◆ DATASET EXTRACT ◆
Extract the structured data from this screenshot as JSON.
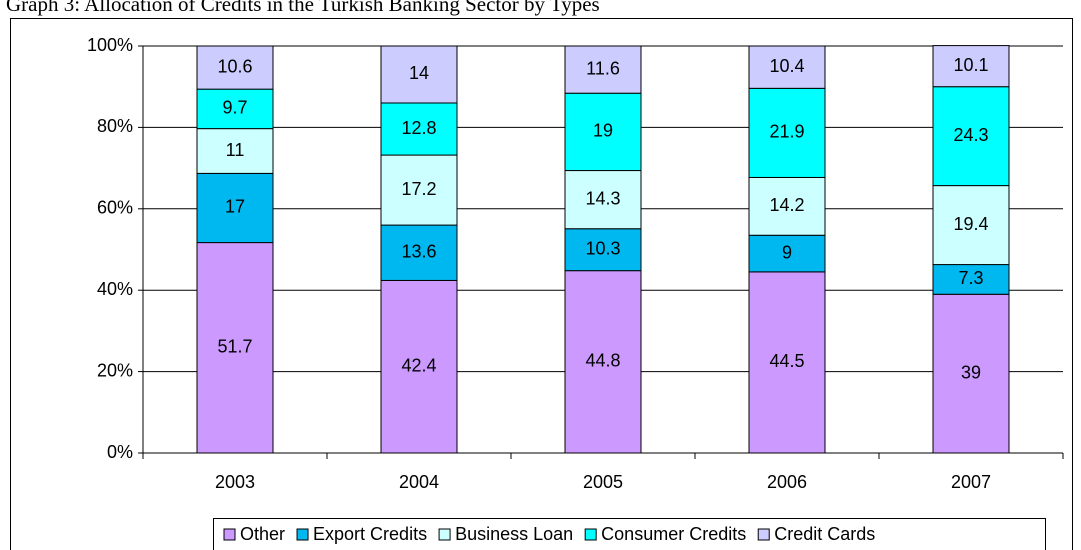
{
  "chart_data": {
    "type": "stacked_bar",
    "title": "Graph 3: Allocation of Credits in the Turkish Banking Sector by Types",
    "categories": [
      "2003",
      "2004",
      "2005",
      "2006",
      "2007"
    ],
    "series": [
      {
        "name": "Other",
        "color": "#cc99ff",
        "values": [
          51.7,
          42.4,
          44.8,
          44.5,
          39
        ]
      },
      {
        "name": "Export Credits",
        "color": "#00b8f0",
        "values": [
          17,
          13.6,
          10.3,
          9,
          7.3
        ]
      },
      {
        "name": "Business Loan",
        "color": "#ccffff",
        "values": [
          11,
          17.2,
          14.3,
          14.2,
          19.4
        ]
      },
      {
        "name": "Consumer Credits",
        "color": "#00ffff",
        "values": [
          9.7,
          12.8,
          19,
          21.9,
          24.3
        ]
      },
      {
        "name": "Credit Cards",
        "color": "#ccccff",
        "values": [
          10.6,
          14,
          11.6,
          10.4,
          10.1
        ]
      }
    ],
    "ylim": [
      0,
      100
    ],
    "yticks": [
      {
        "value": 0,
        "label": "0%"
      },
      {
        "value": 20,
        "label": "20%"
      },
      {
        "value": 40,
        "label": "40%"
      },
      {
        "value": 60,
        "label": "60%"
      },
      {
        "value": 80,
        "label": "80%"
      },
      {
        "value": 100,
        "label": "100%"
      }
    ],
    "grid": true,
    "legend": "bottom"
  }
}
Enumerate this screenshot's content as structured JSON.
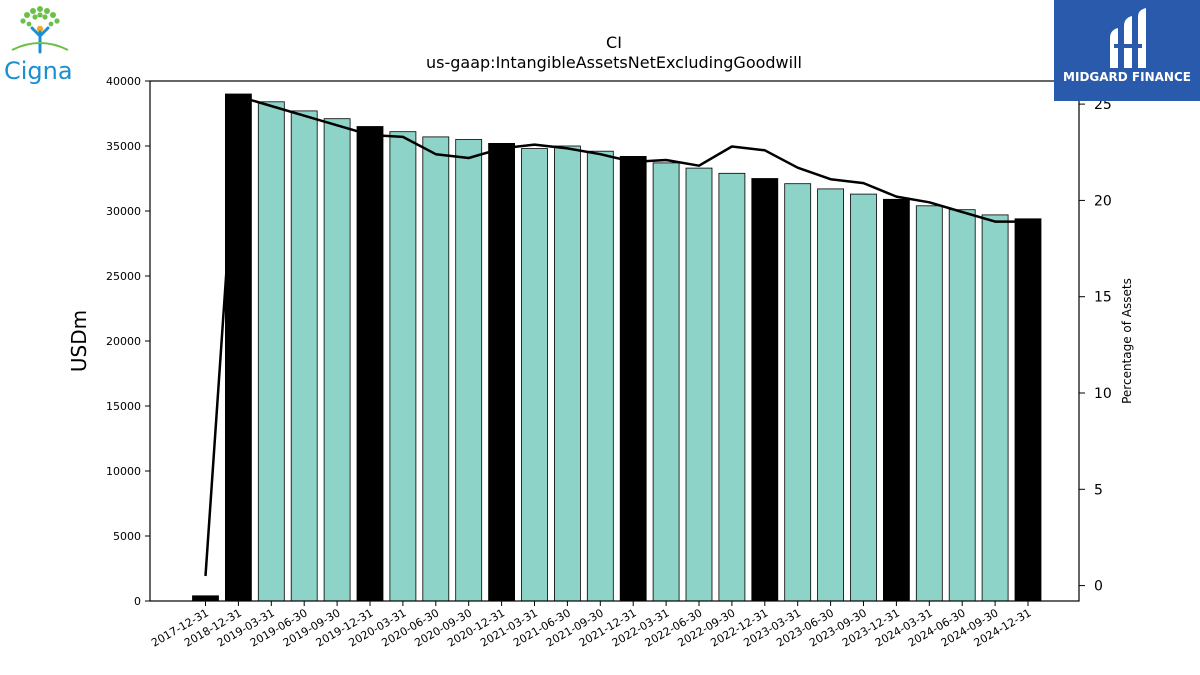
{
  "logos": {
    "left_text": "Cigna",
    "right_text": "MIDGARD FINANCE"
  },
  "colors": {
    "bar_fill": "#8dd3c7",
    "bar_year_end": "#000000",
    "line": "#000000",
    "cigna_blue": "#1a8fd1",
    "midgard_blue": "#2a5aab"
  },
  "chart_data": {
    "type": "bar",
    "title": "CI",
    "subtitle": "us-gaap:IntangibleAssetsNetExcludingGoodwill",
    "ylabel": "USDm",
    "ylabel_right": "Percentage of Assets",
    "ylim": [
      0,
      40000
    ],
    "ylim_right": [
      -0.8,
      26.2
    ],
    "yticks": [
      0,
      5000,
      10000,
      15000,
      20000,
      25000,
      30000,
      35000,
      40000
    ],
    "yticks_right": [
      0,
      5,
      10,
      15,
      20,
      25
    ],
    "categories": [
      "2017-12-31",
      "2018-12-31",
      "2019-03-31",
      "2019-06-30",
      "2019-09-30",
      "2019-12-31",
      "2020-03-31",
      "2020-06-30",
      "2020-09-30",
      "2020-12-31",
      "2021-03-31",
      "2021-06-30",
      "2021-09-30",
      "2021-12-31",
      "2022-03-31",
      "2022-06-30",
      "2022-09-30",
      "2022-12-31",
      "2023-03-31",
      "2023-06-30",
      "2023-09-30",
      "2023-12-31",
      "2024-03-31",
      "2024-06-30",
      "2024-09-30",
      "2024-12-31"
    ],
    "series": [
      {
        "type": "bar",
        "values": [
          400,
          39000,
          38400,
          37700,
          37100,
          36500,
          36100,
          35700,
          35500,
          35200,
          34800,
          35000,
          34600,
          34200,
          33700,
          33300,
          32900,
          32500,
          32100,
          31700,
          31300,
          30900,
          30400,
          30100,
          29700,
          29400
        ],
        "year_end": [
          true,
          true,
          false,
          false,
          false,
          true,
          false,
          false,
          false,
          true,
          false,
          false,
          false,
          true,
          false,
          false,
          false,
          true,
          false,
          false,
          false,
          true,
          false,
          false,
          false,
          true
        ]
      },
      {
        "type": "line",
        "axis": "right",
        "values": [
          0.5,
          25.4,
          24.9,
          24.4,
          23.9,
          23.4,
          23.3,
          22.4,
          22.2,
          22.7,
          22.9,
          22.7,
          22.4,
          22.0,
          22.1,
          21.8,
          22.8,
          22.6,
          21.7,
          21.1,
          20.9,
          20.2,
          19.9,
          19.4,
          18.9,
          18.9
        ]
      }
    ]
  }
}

◆ WORK TO COMPLETE ◆
Copy every line of the listing containing the string "JSON".

◆ FULL ANSWER ◆
Extract the structured data from this screenshot as JSON.
Enumerate this screenshot's content as structured JSON.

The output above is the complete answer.